Dataset entries
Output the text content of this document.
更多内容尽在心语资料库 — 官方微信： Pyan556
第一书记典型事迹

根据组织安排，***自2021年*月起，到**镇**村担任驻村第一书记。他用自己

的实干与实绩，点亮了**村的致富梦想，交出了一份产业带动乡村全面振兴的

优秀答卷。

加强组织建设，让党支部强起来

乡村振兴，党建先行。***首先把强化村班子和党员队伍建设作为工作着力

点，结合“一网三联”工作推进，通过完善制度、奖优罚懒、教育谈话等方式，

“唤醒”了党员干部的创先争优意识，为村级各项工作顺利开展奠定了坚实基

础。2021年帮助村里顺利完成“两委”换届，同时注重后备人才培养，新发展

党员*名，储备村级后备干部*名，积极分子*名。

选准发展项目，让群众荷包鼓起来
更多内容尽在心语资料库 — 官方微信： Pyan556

--

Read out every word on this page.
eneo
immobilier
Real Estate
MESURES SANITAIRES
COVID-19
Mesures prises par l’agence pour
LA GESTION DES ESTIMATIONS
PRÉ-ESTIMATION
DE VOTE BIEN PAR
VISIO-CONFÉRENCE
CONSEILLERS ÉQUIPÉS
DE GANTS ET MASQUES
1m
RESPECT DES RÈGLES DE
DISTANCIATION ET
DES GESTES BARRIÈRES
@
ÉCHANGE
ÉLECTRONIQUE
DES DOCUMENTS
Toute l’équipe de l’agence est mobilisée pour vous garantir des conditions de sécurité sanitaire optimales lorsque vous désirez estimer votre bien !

What is asked: Track down every line with the word "pour" and copy it.

Response to this exercise:
Mesures prises par l’agence pour
Toute l’équipe de l’agence est mobilisée pour vous garantir des conditions de sécurité sanitaire optimales lorsque vous désirez estimer votre bien !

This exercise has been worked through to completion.